:: DATA FOR THE TASK ::
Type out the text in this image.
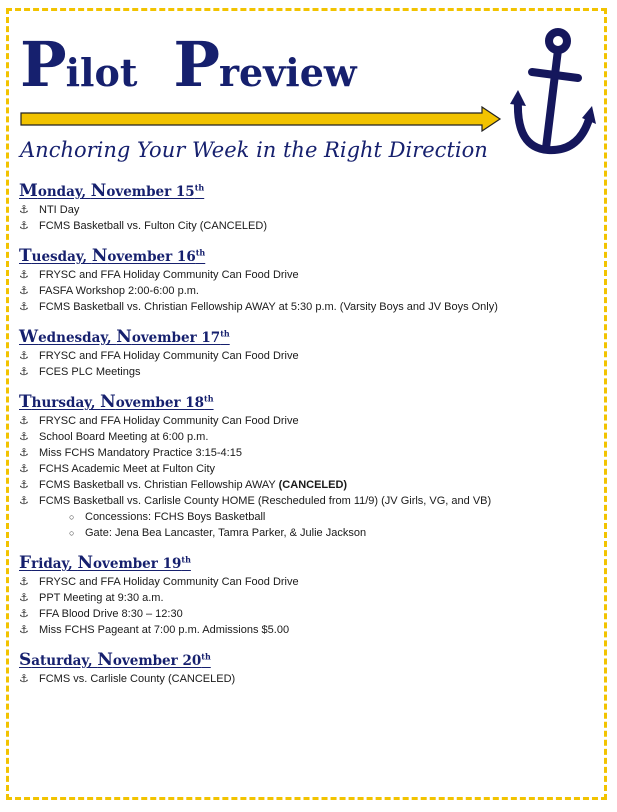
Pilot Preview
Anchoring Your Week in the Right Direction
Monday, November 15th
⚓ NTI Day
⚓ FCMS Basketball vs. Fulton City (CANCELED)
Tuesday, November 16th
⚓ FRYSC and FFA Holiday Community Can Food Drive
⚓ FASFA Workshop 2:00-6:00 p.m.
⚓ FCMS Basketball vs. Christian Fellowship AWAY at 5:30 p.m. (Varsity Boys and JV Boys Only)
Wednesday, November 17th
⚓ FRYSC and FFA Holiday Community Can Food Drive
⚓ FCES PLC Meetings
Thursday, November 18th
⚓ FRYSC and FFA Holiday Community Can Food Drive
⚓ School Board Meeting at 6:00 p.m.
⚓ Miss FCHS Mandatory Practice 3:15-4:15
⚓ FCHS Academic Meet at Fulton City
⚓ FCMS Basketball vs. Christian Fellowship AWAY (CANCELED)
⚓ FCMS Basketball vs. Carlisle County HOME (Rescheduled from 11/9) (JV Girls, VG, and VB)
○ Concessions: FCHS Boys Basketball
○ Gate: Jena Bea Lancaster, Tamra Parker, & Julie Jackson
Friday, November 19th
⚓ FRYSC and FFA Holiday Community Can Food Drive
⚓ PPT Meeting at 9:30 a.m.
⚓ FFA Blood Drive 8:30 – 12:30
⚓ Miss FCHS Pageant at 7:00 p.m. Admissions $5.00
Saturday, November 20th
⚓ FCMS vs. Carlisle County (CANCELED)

:: TASK GOAL ::
Find out how many lines in the listing contain the string "Fellowship". Give the number alone.

:: REPLY TO THE EXERCISE ::
2